Data records
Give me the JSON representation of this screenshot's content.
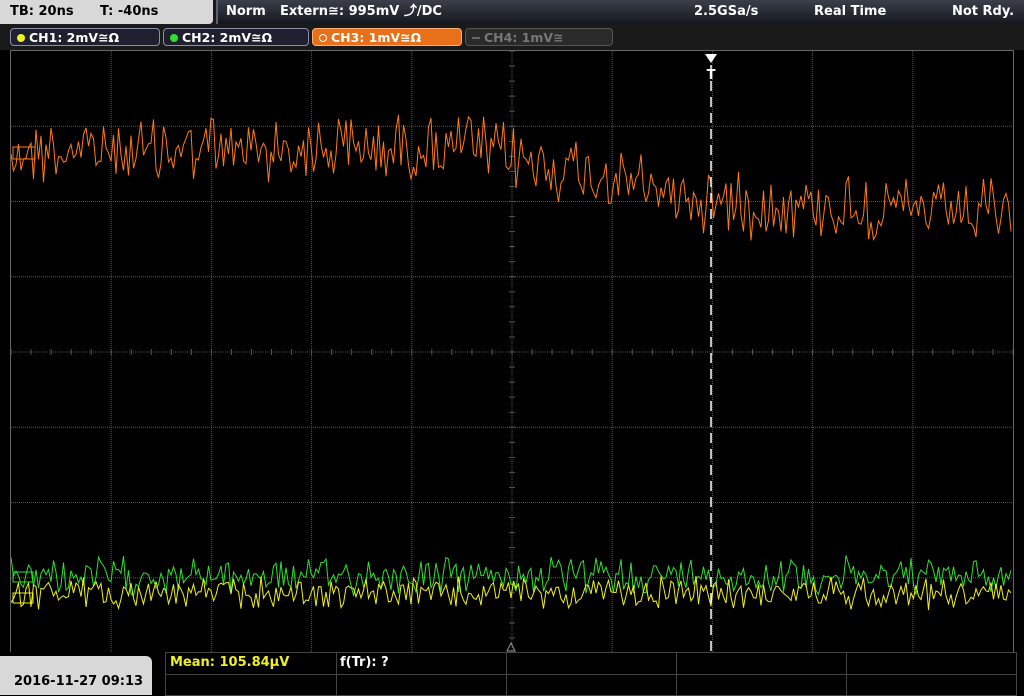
{
  "status": {
    "timebase": "TB: 20ns",
    "trigger_time": "T: -40ns",
    "mode": "Norm",
    "trigger_source": "Extern≅: 995mV ⤴/DC",
    "sample_rate": "2.5GSa/s",
    "acq_mode": "Real Time",
    "state": "Not Rdy."
  },
  "channels": [
    {
      "label": "CH1: 2mV≅Ω",
      "color": "#f0f020",
      "active": true
    },
    {
      "label": "CH2: 2mV≅Ω",
      "color": "#30e030",
      "active": true
    },
    {
      "label": "CH3: 1mV≅Ω",
      "color": "#ff7a1a",
      "active": true,
      "selected": true
    },
    {
      "label": "CH4: 1mV≅",
      "color": "#666666",
      "active": false
    }
  ],
  "trigger_marker": "T",
  "measurements": {
    "mean": "Mean: 105.84µV",
    "ftr": "f(Tr): ?"
  },
  "datetime": "2016-11-27 09:13",
  "colors": {
    "ch1": "#f0f020",
    "ch2": "#30e030",
    "ch3": "#ff7a1a",
    "grid": "#555555"
  }
}
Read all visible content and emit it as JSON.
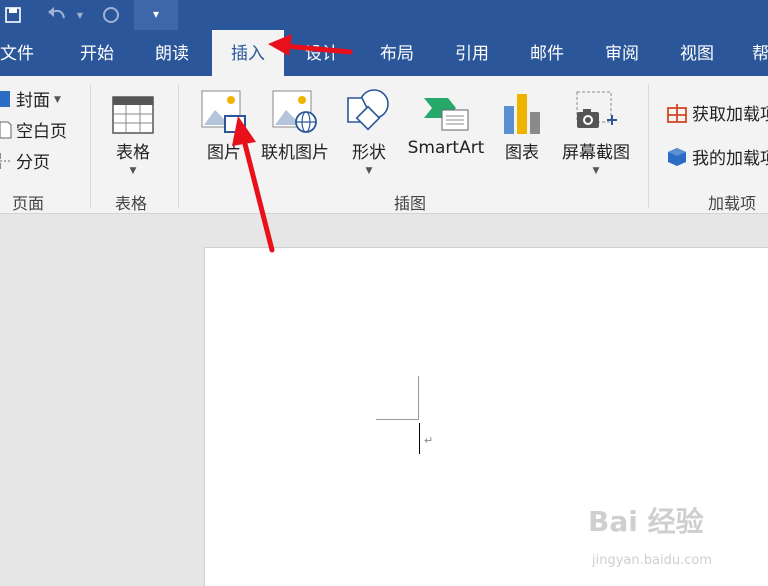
{
  "tabs": [
    {
      "label": "文件"
    },
    {
      "label": "开始"
    },
    {
      "label": "朗读"
    },
    {
      "label": "插入"
    },
    {
      "label": "设计"
    },
    {
      "label": "布局"
    },
    {
      "label": "引用"
    },
    {
      "label": "邮件"
    },
    {
      "label": "审阅"
    },
    {
      "label": "视图"
    },
    {
      "label": "帮"
    }
  ],
  "active_tab": "插入",
  "ribbon": {
    "pages": {
      "label": "页面",
      "cover": "封面",
      "blank": "空白页",
      "break": "分页"
    },
    "tables": {
      "label": "表格",
      "table": "表格"
    },
    "illustrations": {
      "label": "插图",
      "picture": "图片",
      "online_picture": "联机图片",
      "shapes": "形状",
      "smartart": "SmartArt",
      "chart": "图表",
      "screenshot": "屏幕截图"
    },
    "addins": {
      "label": "加载项",
      "get": "获取加载项",
      "mine": "我的加载项"
    }
  },
  "document": {
    "paragraph_mark": "↵"
  },
  "watermark": {
    "text": "Bai 经验",
    "url": "jingyan.baidu.com"
  },
  "colors": {
    "brand": "#2b579a",
    "ribbon_bg": "#f3f3f3",
    "arrow": "#e8101a"
  }
}
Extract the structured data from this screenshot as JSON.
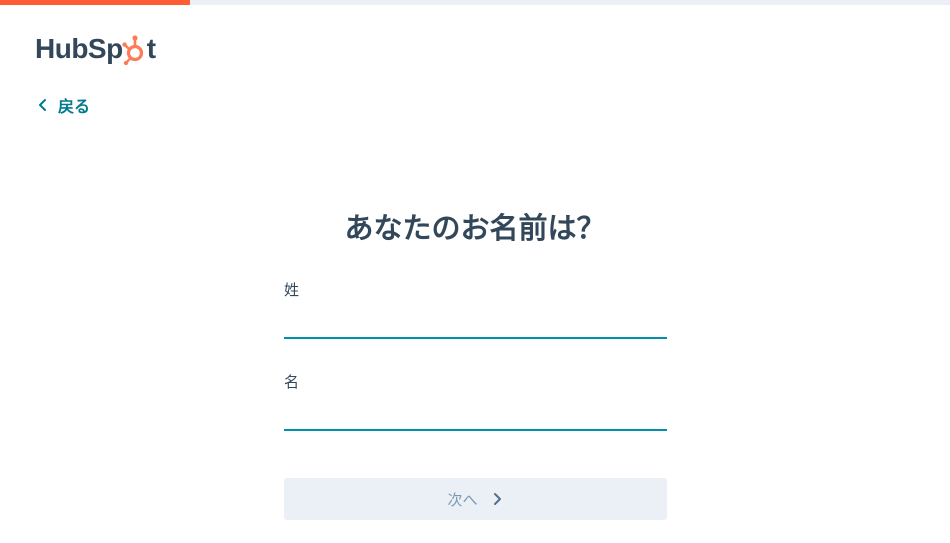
{
  "progress": {
    "fraction": 0.2,
    "fill_color": "#ff5c35",
    "track_color": "#eaf0f6"
  },
  "logo": {
    "text_left": "HubSp",
    "text_right": "t",
    "icon": "sprocket-icon",
    "accent": "#ff7a59"
  },
  "back": {
    "label": "戻る",
    "icon": "chevron-left-icon"
  },
  "title": "あなたのお名前は？",
  "fields": {
    "last_name": {
      "label": "姓",
      "value": ""
    },
    "first_name": {
      "label": "名",
      "value": ""
    }
  },
  "next_button": {
    "label": "次へ",
    "icon": "chevron-right-icon"
  },
  "colors": {
    "text": "#33475b",
    "link": "#0091ae",
    "input_underline": "#0091ae",
    "button_bg": "#eaf0f6",
    "button_text": "#7c98b6"
  }
}
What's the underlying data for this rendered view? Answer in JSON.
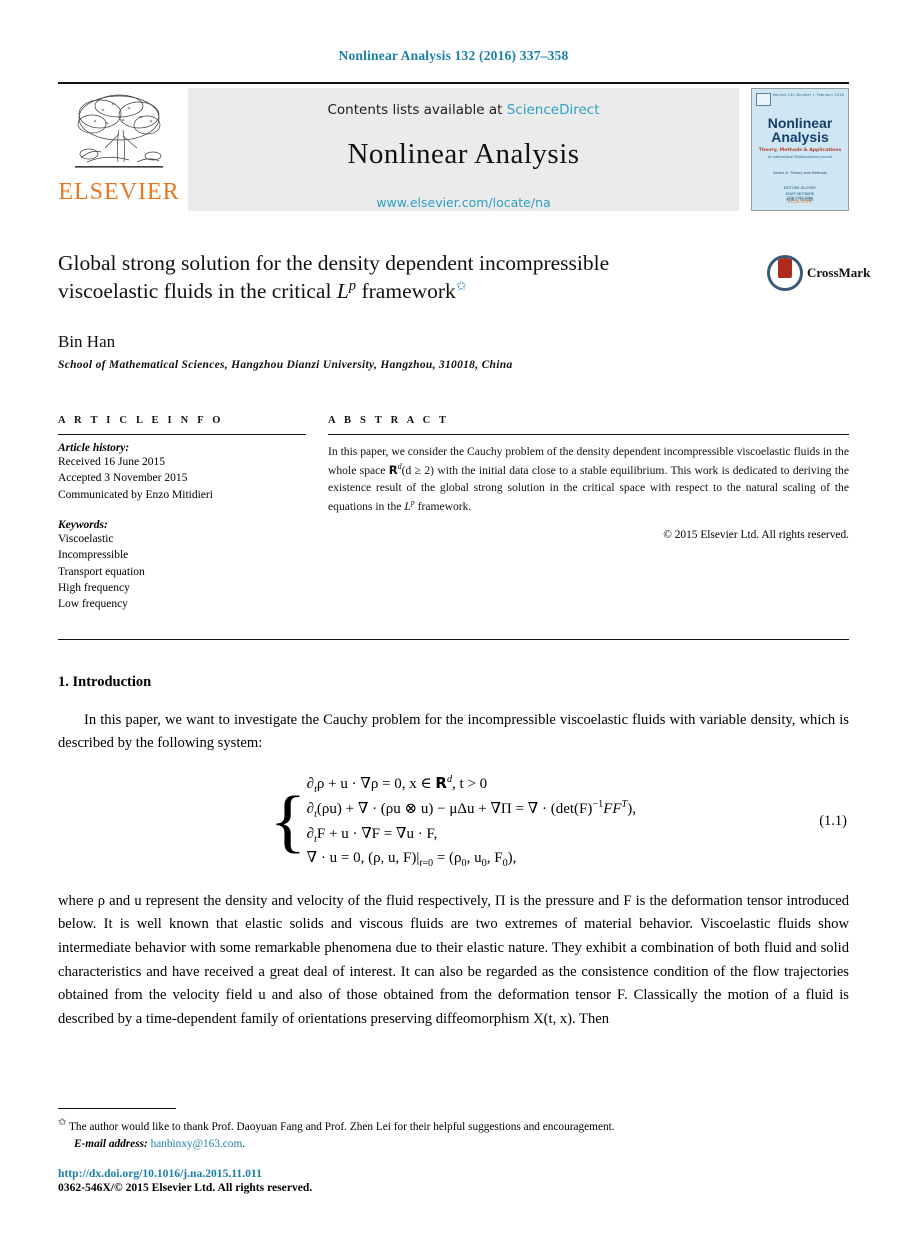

--- To be done ---
Extract the entries in full, exactly as they are, minus the pictures.

--- Reply ---
Give me the JSON representation of this screenshot's content.
{
  "status": {
    "timebase": "TB: 20ns",
    "trigger_time": "T: -40ns",
    "mode": "Norm",
    "trigger_source": "Extern≅: 995mV ⤴/DC",
    "sample_rate": "2.5GSa/s",
    "acq_mode": "Real Time",
    "state": "Not Rdy."
  },
  "channels": [
    {
      "label": "CH1: 2mV≅Ω",
      "color": "#f0f020",
      "active": true
    },
    {
      "label": "CH2: 2mV≅Ω",
      "color": "#30e030",
      "active": true
    },
    {
      "label": "CH3: 1mV≅Ω",
      "color": "#ff7a1a",
      "active": true,
      "selected": true
    },
    {
      "label": "CH4: 1mV≅",
      "color": "#666666",
      "active": false
    }
  ],
  "trigger_marker": "T",
  "measurements": {
    "mean": "Mean: 105.84µV",
    "ftr": "f(Tr): ?"
  },
  "datetime": "2016-11-27 09:13",
  "colors": {
    "ch1": "#f0f020",
    "ch2": "#30e030",
    "ch3": "#ff7a1a",
    "grid": "#555555"
  }
}
Read all visible content and emit it as JSON.
{
  "tabs": [
    {
      "label": "文件"
    },
    {
      "label": "开始"
    },
    {
      "label": "朗读"
    },
    {
      "label": "插入"
    },
    {
      "label": "设计"
    },
    {
      "label": "布局"
    },
    {
      "label": "引用"
    },
    {
      "label": "邮件"
    },
    {
      "label": "审阅"
    },
    {
      "label": "视图"
    },
    {
      "label": "帮"
    }
  ],
  "active_tab": "插入",
  "ribbon": {
    "pages": {
      "label": "页面",
      "cover": "封面",
      "blank": "空白页",
      "break": "分页"
    },
    "tables": {
      "label": "表格",
      "table": "表格"
    },
    "illustrations": {
      "label": "插图",
      "picture": "图片",
      "online_picture": "联机图片",
      "shapes": "形状",
      "smartart": "SmartArt",
      "chart": "图表",
      "screenshot": "屏幕截图"
    },
    "addins": {
      "label": "加载项",
      "get": "获取加载项",
      "mine": "我的加载项"
    }
  },
  "document": {
    "paragraph_mark": "↵"
  },
  "watermark": {
    "text": "Bai 经验",
    "url": "jingyan.baidu.com"
  },
  "colors": {
    "brand": "#2b579a",
    "ribbon_bg": "#f3f3f3",
    "arrow": "#e8101a"
  }
}
Extract the structured data from this screenshot as JSON.
{
  "progress": {
    "fraction": 0.2,
    "fill_color": "#ff5c35",
    "track_color": "#eaf0f6"
  },
  "logo": {
    "text_left": "HubSp",
    "text_right": "t",
    "icon": "sprocket-icon",
    "accent": "#ff7a59"
  },
  "back": {
    "label": "戻る",
    "icon": "chevron-left-icon"
  },
  "title": "あなたのお名前は？",
  "fields": {
    "last_name": {
      "label": "姓",
      "value": ""
    },
    "first_name": {
      "label": "名",
      "value": ""
    }
  },
  "next_button": {
    "label": "次へ",
    "icon": "chevron-right-icon"
  },
  "colors": {
    "text": "#33475b",
    "link": "#0091ae",
    "input_underline": "#0091ae",
    "button_bg": "#eaf0f6",
    "button_text": "#7c98b6"
  }
}
What's the underlying data for this rendered view? Answer in JSON.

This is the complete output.